** BEGIN LISTED RECORDS **

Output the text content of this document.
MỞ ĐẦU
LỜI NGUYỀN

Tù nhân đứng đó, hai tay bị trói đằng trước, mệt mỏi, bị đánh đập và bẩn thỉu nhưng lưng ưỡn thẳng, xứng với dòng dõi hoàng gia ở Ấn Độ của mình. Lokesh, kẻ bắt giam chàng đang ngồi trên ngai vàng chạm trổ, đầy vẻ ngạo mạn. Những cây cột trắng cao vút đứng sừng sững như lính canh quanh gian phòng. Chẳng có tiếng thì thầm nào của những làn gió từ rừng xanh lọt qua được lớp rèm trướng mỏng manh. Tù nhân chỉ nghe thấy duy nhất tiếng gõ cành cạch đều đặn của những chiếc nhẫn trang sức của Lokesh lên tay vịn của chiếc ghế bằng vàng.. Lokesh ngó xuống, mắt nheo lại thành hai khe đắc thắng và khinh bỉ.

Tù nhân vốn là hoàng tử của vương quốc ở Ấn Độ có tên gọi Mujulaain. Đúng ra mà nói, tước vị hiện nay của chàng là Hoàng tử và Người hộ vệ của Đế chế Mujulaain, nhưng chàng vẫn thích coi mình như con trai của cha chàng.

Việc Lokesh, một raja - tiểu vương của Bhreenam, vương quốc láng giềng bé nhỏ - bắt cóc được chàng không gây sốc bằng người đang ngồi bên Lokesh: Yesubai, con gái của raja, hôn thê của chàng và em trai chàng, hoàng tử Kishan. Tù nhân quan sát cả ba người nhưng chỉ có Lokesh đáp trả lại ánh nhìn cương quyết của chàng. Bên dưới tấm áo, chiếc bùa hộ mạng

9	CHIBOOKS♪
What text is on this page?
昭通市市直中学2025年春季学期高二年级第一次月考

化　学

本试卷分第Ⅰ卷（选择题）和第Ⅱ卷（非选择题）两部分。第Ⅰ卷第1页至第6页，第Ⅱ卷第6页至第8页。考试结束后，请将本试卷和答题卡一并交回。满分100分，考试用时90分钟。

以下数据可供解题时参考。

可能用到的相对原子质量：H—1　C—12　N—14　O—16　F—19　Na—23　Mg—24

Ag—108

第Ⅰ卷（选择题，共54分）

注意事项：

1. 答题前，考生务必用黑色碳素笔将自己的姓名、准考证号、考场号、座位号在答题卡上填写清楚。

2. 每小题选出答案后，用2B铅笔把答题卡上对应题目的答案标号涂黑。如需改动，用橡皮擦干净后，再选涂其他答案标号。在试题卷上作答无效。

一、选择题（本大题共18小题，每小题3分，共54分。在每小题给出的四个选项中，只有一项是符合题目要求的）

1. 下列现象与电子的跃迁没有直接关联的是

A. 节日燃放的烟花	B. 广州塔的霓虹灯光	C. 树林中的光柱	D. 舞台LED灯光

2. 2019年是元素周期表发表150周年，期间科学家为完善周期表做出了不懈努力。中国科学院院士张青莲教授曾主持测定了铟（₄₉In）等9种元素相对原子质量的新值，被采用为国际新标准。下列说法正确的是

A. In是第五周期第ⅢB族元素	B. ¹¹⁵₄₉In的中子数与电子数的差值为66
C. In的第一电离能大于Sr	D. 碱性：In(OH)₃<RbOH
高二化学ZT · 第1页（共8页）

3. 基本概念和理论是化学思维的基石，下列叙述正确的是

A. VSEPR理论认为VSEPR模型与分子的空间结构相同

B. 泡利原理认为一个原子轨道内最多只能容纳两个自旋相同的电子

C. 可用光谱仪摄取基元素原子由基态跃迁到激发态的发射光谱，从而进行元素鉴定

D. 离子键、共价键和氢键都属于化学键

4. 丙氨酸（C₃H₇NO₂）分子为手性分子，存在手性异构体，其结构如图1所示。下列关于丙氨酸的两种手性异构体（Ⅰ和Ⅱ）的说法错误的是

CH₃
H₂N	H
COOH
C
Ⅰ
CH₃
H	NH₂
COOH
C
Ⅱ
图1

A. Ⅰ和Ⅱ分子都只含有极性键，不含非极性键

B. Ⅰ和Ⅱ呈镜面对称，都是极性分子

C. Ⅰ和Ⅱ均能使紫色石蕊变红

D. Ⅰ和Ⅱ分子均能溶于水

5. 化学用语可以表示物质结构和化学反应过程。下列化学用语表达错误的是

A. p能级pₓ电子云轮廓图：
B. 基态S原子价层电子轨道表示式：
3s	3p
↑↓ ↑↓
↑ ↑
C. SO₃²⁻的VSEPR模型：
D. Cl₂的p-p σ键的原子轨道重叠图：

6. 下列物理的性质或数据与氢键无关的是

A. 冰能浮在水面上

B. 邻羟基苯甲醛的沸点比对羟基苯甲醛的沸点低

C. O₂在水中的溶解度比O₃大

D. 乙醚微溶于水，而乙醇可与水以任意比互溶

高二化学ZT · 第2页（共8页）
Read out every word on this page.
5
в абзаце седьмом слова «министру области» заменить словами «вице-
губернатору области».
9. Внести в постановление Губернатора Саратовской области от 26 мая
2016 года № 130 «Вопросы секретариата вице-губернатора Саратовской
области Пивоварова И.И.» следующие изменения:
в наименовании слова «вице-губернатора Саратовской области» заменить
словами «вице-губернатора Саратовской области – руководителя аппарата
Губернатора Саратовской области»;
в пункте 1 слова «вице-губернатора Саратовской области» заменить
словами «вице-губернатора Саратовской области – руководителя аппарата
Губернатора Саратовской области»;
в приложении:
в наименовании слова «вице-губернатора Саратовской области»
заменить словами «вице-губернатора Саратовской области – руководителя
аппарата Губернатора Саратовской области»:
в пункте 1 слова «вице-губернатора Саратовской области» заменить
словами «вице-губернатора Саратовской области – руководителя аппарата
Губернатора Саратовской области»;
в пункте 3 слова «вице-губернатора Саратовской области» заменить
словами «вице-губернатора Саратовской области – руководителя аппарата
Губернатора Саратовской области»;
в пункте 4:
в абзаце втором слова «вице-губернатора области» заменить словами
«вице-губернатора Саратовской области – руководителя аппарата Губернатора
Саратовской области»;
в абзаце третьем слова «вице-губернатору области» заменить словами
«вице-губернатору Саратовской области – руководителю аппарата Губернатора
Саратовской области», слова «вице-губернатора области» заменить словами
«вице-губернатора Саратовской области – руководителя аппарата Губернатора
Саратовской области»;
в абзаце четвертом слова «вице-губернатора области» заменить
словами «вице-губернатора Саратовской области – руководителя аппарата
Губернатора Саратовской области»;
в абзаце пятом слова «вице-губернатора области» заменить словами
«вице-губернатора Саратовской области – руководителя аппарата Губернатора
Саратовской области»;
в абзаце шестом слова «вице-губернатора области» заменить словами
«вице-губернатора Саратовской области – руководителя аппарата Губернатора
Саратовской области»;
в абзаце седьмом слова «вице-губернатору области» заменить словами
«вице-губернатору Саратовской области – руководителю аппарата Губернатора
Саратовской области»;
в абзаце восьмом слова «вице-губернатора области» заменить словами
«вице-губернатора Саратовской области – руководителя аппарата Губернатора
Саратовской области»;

** END LISTED RECORDS **

▶ GIVEN TASK: How many of the listing's lines contain "седьмом"? Respond with a single number and nothing else.

▶ RESULT OF THIS EXERCISE: 2